• [EXTRACTED MATERIAL]:
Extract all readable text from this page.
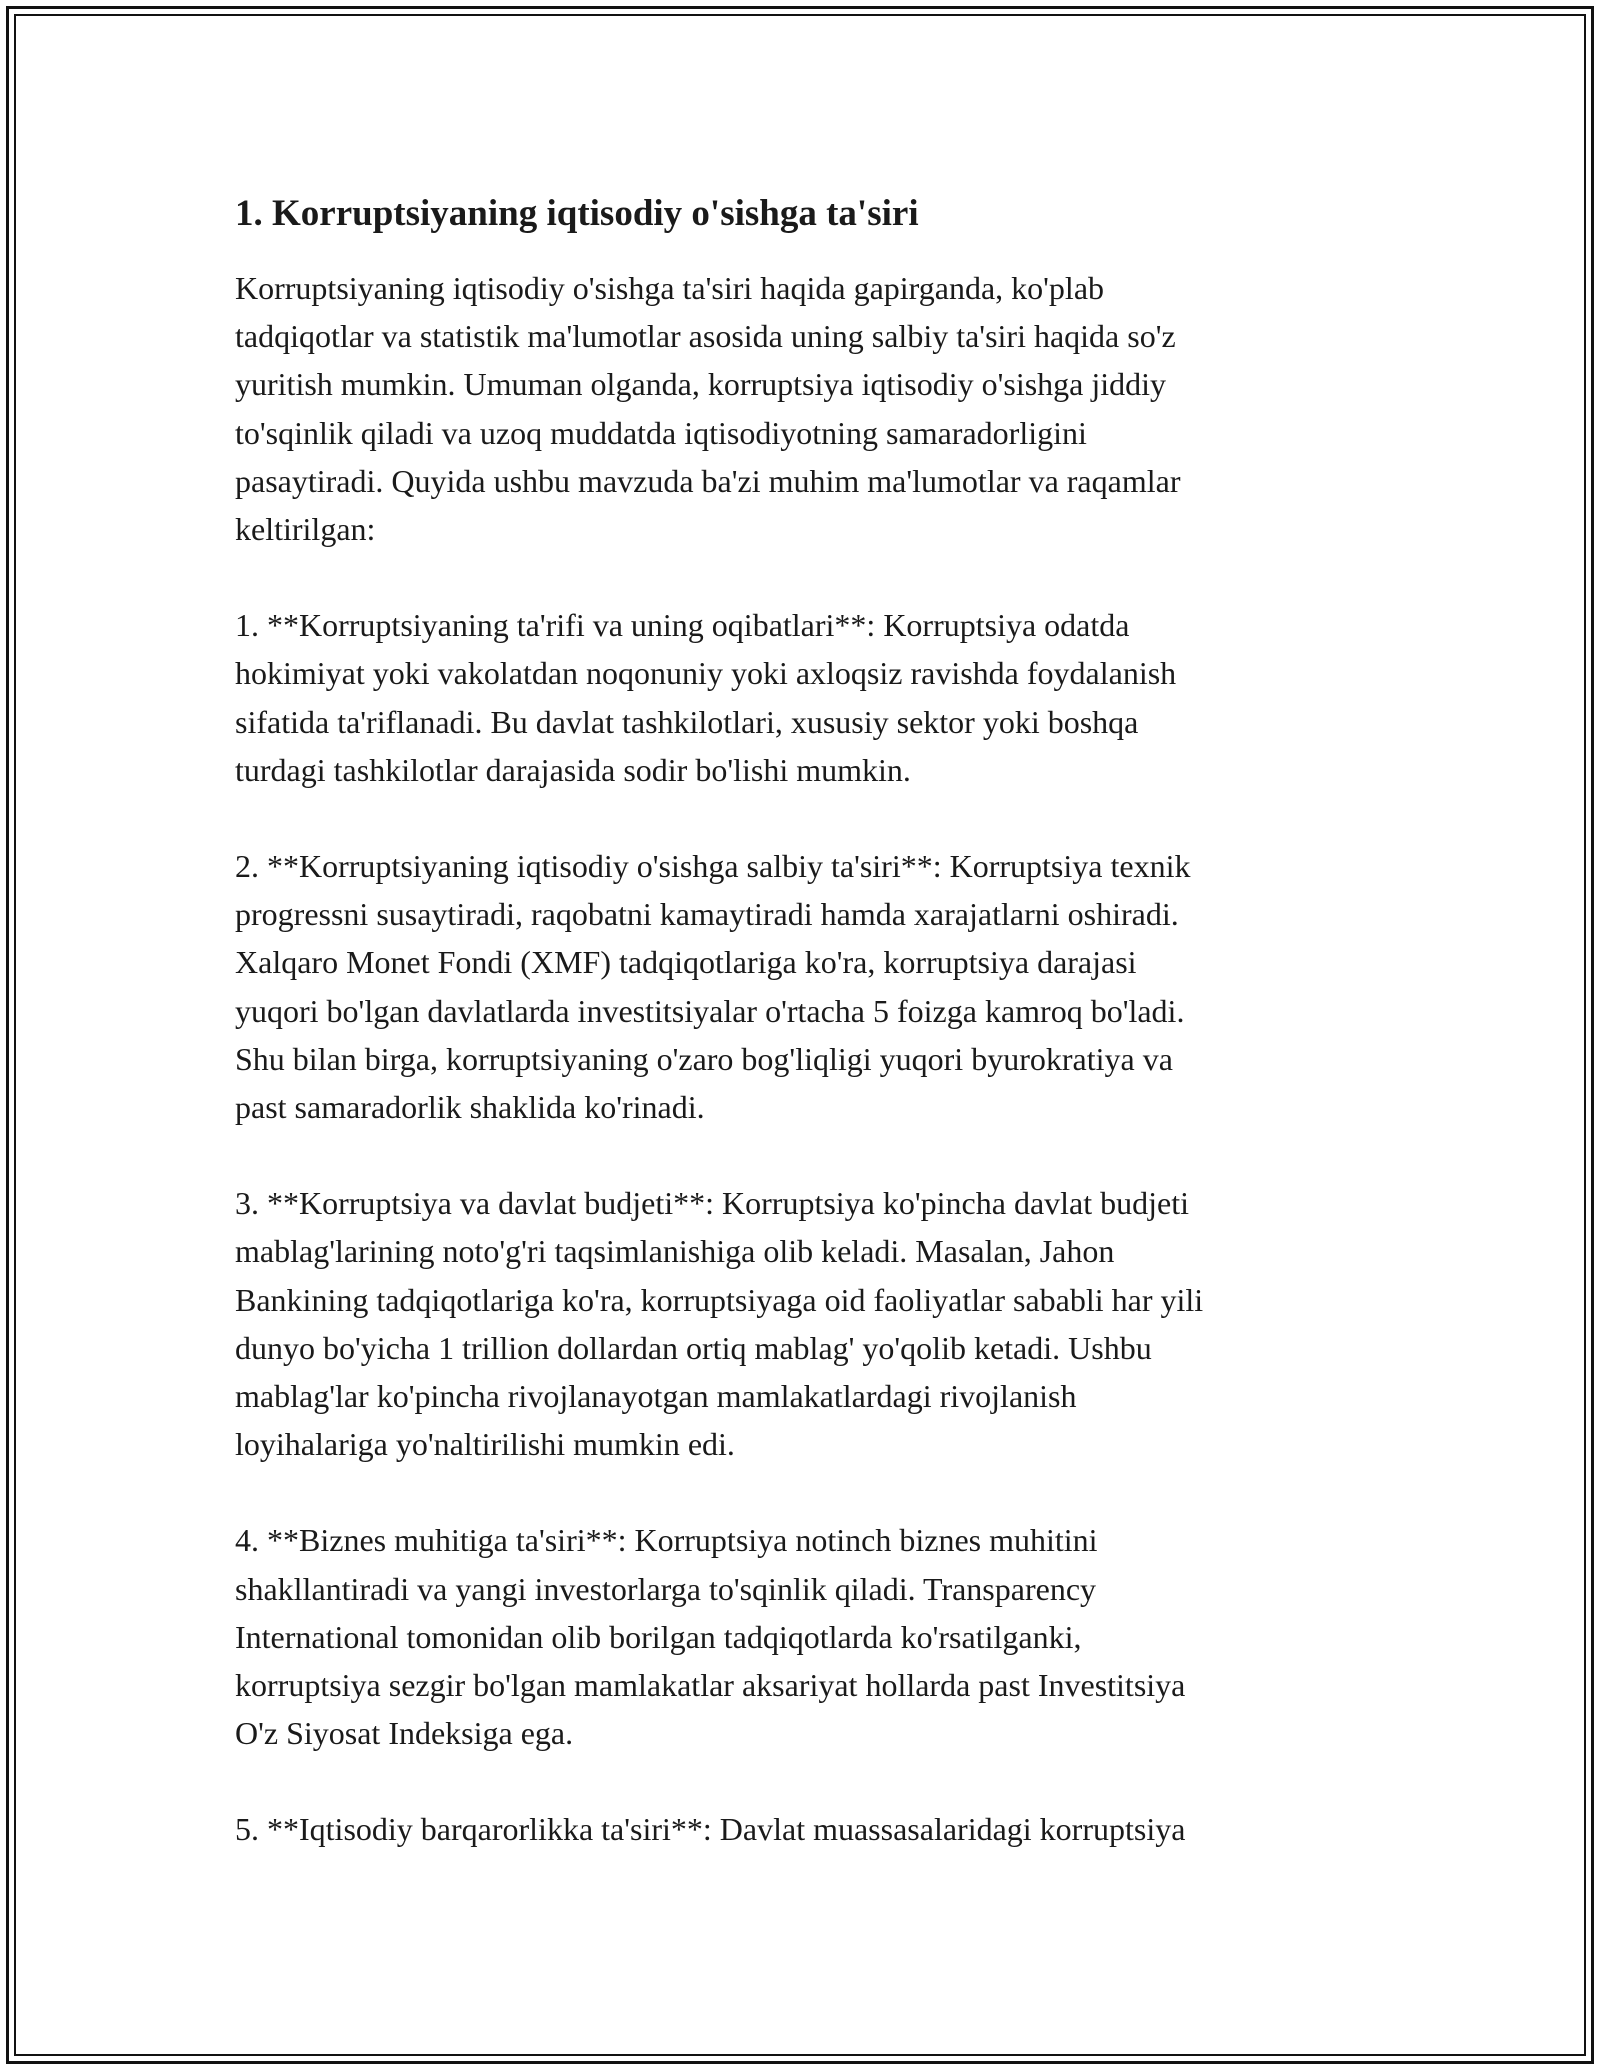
1. Korruptsiyaning iqtisodiy o'sishga ta'siri

Korruptsiyaning iqtisodiy o'sishga ta'siri haqida gapirganda, ko'plab
tadqiqotlar va statistik ma'lumotlar asosida uning salbiy ta'siri haqida so'z
yuritish mumkin. Umuman olganda, korruptsiya iqtisodiy o'sishga jiddiy
to'sqinlik qiladi va uzoq muddatda iqtisodiyotning samaradorligini
pasaytiradi. Quyida ushbu mavzuda ba'zi muhim ma'lumotlar va raqamlar
keltirilgan:

1. **Korruptsiyaning ta'rifi va uning oqibatlari**: Korruptsiya odatda
hokimiyat yoki vakolatdan noqonuniy yoki axloqsiz ravishda foydalanish
sifatida ta'riflanadi. Bu davlat tashkilotlari, xususiy sektor yoki boshqa
turdagi tashkilotlar darajasida sodir bo'lishi mumkin.

2. **Korruptsiyaning iqtisodiy o'sishga salbiy ta'siri**: Korruptsiya texnik
progressni susaytiradi, raqobatni kamaytiradi hamda xarajatlarni oshiradi.
Xalqaro Monet Fondi (XMF) tadqiqotlariga ko'ra, korruptsiya darajasi
yuqori bo'lgan davlatlarda investitsiyalar o'rtacha 5 foizga kamroq bo'ladi.
Shu bilan birga, korruptsiyaning o'zaro bog'liqligi yuqori byurokratiya va
past samaradorlik shaklida ko'rinadi.

3. **Korruptsiya va davlat budjeti**: Korruptsiya ko'pincha davlat budjeti
mablag'larining noto'g'ri taqsimlanishiga olib keladi. Masalan, Jahon
Bankining tadqiqotlariga ko'ra, korruptsiyaga oid faoliyatlar sababli har yili
dunyo bo'yicha 1 trillion dollardan ortiq mablag' yo'qolib ketadi. Ushbu
mablag'lar ko'pincha rivojlanayotgan mamlakatlardagi rivojlanish
loyihalariga yo'naltirilishi mumkin edi.

4. **Biznes muhitiga ta'siri**: Korruptsiya notinch biznes muhitini
shakllantiradi va yangi investorlarga to'sqinlik qiladi. Transparency
International tomonidan olib borilgan tadqiqotlarda ko'rsatilganki,
korruptsiya sezgir bo'lgan mamlakatlar aksariyat hollarda past Investitsiya
O'z Siyosat Indeksiga ega.

5. **Iqtisodiy barqarorlikka ta'siri**: Davlat muassasalaridagi korruptsiya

• [SET TASK]: Find every line in the records above that holds the word "qiladi", and copy each one.

• [THE ANSWER]:
to'sqinlik qiladi va uzoq muddatda iqtisodiyotning samaradorligini
shakllantiradi va yangi investorlarga to'sqinlik qiladi. Transparency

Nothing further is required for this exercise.